-- What the exercise asks --
Give the number of lines in the records below that include "content". Reply with that number alone.

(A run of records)

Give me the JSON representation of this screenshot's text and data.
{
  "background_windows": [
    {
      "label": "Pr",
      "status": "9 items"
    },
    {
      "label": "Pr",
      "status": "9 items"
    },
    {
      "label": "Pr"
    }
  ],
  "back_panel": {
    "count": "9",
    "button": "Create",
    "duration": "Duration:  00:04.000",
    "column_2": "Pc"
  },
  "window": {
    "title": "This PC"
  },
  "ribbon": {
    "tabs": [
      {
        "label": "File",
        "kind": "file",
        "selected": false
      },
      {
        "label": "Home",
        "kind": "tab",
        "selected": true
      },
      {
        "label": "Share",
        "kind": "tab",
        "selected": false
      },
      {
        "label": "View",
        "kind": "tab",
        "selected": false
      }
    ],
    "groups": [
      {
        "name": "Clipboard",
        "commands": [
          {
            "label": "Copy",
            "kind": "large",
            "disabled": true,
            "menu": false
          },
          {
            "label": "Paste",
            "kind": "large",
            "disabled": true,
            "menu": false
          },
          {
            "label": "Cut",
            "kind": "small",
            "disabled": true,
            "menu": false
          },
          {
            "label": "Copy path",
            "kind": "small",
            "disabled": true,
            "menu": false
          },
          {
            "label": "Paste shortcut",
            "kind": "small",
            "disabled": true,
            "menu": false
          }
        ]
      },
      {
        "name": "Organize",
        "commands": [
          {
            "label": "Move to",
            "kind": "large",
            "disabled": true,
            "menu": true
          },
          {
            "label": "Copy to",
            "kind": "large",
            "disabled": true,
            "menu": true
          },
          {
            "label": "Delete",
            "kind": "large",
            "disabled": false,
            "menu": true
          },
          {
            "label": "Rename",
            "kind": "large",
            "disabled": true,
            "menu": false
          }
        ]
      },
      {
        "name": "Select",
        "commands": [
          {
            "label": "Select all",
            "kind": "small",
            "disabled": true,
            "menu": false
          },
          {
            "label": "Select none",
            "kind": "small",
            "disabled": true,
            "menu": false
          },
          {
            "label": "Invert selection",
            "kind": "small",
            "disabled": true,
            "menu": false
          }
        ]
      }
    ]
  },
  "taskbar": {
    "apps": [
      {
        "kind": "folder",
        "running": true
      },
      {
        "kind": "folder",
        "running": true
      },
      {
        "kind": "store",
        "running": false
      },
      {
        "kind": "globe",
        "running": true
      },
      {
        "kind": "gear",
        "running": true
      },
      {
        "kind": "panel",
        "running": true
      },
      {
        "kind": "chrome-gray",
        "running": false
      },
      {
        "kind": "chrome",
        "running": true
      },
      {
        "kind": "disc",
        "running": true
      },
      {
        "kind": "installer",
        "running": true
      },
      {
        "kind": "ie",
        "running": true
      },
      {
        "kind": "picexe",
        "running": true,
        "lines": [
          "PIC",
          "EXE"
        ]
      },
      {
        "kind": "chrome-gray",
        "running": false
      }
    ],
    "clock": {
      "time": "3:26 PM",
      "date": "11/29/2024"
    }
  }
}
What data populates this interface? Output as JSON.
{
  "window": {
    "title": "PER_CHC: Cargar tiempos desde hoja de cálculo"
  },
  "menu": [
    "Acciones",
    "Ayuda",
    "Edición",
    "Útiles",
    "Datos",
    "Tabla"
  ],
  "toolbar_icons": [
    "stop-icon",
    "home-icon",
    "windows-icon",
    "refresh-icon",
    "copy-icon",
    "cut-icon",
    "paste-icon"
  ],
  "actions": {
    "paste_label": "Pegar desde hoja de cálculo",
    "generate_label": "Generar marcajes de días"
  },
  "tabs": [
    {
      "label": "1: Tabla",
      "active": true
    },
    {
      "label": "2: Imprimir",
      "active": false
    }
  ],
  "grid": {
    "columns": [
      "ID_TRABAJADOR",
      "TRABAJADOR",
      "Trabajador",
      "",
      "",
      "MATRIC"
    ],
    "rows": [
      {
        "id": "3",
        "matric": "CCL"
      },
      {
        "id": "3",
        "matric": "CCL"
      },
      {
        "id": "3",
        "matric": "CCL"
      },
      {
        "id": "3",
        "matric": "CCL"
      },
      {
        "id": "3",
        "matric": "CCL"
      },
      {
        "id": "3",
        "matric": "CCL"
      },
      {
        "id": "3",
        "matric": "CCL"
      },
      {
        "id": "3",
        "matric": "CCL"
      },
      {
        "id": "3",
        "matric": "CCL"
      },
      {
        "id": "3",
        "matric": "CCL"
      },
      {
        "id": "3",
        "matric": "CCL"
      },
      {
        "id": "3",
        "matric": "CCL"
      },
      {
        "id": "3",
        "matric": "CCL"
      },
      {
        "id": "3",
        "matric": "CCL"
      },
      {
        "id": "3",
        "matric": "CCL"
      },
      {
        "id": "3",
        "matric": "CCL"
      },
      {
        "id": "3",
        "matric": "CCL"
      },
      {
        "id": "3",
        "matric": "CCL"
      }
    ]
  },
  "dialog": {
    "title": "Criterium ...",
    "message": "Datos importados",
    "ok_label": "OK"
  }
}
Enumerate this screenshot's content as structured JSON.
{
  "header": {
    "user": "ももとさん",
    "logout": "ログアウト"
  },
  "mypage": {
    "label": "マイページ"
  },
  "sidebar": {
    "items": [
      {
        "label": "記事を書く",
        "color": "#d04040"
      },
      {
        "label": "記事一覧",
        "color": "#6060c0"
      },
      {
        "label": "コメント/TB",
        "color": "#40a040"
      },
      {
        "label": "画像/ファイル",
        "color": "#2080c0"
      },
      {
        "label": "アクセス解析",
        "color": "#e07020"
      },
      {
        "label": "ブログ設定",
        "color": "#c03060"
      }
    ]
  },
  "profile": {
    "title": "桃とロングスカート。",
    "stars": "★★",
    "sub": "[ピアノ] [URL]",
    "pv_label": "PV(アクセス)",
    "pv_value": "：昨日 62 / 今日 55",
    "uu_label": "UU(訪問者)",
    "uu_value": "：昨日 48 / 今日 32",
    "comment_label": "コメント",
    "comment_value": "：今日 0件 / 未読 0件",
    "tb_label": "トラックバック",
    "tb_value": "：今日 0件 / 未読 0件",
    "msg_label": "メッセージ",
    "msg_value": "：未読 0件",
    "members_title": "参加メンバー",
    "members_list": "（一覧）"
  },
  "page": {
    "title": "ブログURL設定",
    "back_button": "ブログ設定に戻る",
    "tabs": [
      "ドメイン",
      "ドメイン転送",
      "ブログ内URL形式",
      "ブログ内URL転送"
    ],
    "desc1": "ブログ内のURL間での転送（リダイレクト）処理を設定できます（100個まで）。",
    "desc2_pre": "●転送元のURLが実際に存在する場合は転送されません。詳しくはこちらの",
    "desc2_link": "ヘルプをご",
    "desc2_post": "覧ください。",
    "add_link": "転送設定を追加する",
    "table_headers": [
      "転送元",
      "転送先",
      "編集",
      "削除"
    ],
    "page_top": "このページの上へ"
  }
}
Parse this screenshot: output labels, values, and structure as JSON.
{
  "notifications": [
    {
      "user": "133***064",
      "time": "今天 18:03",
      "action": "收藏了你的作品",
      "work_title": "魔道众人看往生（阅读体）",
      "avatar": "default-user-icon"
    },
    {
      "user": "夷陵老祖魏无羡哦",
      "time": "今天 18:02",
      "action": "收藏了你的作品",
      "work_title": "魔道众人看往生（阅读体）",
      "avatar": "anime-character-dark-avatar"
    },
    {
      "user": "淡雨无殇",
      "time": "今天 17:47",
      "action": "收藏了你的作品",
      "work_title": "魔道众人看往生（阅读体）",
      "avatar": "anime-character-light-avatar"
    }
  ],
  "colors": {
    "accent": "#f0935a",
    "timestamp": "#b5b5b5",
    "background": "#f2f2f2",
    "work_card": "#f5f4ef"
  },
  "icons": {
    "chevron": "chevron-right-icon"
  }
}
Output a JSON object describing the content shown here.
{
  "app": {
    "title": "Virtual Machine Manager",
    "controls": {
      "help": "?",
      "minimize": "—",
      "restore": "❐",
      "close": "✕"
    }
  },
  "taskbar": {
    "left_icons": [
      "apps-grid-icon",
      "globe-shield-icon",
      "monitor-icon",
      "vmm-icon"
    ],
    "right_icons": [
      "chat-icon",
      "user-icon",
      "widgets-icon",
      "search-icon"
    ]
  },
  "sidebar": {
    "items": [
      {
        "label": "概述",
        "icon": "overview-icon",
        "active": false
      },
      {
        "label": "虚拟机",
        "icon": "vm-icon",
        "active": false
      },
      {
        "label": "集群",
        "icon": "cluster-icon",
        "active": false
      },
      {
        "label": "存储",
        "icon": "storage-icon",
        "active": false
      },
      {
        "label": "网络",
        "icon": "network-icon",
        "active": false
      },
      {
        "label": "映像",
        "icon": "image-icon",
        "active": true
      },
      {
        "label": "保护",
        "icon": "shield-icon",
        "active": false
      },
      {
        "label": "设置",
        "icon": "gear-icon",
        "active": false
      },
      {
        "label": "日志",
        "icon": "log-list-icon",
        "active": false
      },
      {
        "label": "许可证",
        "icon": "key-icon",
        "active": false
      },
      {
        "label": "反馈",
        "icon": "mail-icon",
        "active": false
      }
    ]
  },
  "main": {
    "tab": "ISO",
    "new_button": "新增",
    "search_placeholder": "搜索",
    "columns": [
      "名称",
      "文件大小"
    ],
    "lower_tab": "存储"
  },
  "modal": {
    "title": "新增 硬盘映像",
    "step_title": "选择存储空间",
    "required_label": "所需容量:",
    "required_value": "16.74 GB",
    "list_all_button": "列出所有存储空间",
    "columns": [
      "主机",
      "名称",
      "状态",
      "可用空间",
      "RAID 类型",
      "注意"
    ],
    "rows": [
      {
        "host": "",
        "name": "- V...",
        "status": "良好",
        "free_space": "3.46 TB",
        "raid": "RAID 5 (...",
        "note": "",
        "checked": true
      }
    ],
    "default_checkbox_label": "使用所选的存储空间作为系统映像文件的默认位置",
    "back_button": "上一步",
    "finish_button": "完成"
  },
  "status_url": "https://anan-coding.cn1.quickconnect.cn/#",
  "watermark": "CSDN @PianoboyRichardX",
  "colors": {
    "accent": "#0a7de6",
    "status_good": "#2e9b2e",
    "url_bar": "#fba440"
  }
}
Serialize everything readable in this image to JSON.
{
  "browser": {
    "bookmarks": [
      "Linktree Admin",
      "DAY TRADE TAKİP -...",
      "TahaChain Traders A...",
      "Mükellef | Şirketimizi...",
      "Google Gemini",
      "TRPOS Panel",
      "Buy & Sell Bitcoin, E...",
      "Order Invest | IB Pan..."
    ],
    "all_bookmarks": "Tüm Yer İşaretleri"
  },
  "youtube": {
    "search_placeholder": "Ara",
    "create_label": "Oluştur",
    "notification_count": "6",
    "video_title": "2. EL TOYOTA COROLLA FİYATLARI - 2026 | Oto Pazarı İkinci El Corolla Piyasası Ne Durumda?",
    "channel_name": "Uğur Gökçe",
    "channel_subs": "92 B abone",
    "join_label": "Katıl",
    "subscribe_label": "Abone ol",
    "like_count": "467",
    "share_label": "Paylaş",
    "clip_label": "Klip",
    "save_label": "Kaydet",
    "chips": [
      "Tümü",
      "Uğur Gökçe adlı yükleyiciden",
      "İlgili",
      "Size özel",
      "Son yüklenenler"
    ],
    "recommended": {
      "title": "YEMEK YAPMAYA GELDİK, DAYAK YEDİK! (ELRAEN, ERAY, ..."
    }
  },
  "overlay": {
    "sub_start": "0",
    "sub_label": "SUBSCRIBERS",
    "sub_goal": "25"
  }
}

-- Solution to the exercise --
2